I had the same problem and managed to solve it. Instead of rotating each view or the layout by hand, I used a LayoutAnimationController.

First, place a file in /res/anim/ called rotation.xml

<?xml version="1.0" encoding="utf-8"?>
<rotate
 xmlns:android="http://schemas.android.com/apk/res/android"
    android:fromDegrees="0"
    android:toDegrees="-90"
    android:pivotX="50%"
    android:pivotY="50%"
    android:duration="0" android:fillAfter="true">
</rotate>

Then, in your Activity's onCreate, do

  @Override
  public void onCreate(Bundle icicle) {
  super.onCreate(icicle);

     setContentView(R.layout.myscreen);

     Animation rotateAnim = AnimationUtils.loadAnimation(this, R.anim.rotation);
     LayoutAnimationController animController = new LayoutAnimationController(rotateAnim, 0);
     FrameLayout layout = (FrameLayout)findViewById(R.id.MyScreen_ContentLayout);
     layout.setLayoutAnimation(animController);
 }

If you want to rotate elements that lie above your camera preview view (SurfaceHolder), simply place a FrameLayout above the SurfaceHolder, place all your elements in that FrameLayout and call the Layout "MyScreen_ContentLayout". Done.

Hope that helped someone out, took me quite a while to get everything together.


Using API level 11 and later you can use the method setRotation(degreesFloat); to change the rotation of a view programmatically, or you can use the XML attribute android:rotation="" to change it in your XML. There are also methods/attributes for changing only the X or Y values of a view's rotation: Android Docs - View (setRotation).

• [TASK INSTRUCTIONS]:
1) In the answer about rotating Android views, what file name and folder does the rotation animation file go in?
2) Copy the stretch of the Android view rotation answer from "If you want" through "get everything together.".
3) Carry on the Android view rotation answer from the point where it stops.
You won't need the records.

• [Document layout analysis records]:
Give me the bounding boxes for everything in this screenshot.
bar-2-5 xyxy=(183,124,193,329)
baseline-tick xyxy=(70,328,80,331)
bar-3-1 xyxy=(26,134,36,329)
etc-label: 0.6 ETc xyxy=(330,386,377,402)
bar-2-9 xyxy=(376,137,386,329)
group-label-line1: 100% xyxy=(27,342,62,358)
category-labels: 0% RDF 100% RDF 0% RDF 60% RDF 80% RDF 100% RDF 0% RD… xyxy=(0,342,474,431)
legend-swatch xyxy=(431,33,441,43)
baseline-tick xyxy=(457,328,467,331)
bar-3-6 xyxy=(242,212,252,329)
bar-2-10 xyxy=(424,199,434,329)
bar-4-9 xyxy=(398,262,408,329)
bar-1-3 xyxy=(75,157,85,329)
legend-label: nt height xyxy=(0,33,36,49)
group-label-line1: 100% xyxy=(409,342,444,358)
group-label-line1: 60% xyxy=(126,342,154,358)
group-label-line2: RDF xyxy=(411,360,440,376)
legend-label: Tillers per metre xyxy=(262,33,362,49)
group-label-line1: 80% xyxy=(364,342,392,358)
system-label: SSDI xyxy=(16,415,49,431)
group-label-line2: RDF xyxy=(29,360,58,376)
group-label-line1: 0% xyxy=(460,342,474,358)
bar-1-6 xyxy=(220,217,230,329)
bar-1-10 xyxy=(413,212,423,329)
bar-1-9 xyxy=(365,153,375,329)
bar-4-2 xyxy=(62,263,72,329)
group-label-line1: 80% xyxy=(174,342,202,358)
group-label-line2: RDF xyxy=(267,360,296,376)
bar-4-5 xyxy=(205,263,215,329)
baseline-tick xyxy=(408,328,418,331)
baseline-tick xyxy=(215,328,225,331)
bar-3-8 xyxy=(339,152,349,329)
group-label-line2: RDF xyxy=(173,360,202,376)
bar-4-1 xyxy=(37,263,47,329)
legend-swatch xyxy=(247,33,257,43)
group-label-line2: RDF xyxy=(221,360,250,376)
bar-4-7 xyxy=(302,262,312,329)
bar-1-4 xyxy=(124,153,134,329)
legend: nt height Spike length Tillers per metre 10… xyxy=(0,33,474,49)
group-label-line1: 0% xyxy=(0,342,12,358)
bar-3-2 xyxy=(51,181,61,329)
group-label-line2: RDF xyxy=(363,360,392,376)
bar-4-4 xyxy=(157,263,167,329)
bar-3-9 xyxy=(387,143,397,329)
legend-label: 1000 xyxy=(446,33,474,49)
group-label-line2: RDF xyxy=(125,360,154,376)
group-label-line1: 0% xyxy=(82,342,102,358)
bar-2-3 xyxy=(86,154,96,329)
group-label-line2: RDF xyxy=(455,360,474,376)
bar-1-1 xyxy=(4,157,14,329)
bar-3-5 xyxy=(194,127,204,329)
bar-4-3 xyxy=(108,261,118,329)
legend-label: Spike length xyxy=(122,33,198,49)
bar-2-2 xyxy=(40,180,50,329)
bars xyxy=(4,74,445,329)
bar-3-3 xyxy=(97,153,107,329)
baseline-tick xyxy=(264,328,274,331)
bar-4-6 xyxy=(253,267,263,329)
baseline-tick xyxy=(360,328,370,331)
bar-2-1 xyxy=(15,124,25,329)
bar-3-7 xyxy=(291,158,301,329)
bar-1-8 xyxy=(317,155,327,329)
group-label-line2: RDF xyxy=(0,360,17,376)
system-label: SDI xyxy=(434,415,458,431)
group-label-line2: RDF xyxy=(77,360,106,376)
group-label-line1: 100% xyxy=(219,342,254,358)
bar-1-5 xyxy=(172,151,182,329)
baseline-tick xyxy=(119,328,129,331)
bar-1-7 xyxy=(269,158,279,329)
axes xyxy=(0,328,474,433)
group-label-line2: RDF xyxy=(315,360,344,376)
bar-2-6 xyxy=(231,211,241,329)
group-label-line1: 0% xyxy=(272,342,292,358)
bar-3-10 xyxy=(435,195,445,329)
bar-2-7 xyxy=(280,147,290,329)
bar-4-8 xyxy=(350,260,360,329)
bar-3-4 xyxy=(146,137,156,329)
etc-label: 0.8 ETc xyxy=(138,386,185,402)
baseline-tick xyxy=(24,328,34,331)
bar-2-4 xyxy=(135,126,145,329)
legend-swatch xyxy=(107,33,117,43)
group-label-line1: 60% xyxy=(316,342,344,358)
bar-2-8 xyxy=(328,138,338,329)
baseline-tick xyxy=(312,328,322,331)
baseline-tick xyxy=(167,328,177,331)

• [SOLVED PROBLEMS]:
1) It is called rotation.xml and goes in /res/anim/.

2)
If you want to rotate elements that lie above your camera preview view (SurfaceHolder), simply place a FrameLayout above the SurfaceHolder, place all your elements in that FrameLayout and call the Layout "MyScreen_ContentLayout". Done.

Hope that helped someone out, took me quite a while to get everything together.

3)
So nowadays as long as you're using API level 11 or above, you should be able to apply the rotation to a wrapper layout node. However, you probably will also have to change the dimensions of the top-level layout to match the dimensions you desire after the rotation. I.e. if you have a portrait view w/ dimensions 800x1280, you'll have to change them to 1280x800 in order for it to line up after rotating to landscape.


Using this library you can rotate whole view hierarchy https://github.com/rongi/rotate-layout

Like this

enter image description here


This is what has worked for me in general.

private void init() {
    setRotation(90f);
}

public YourViewOrViewGroup(final Context context) {
    super(context);
    init();
}

... (all the View/ViewGroup constructors) ...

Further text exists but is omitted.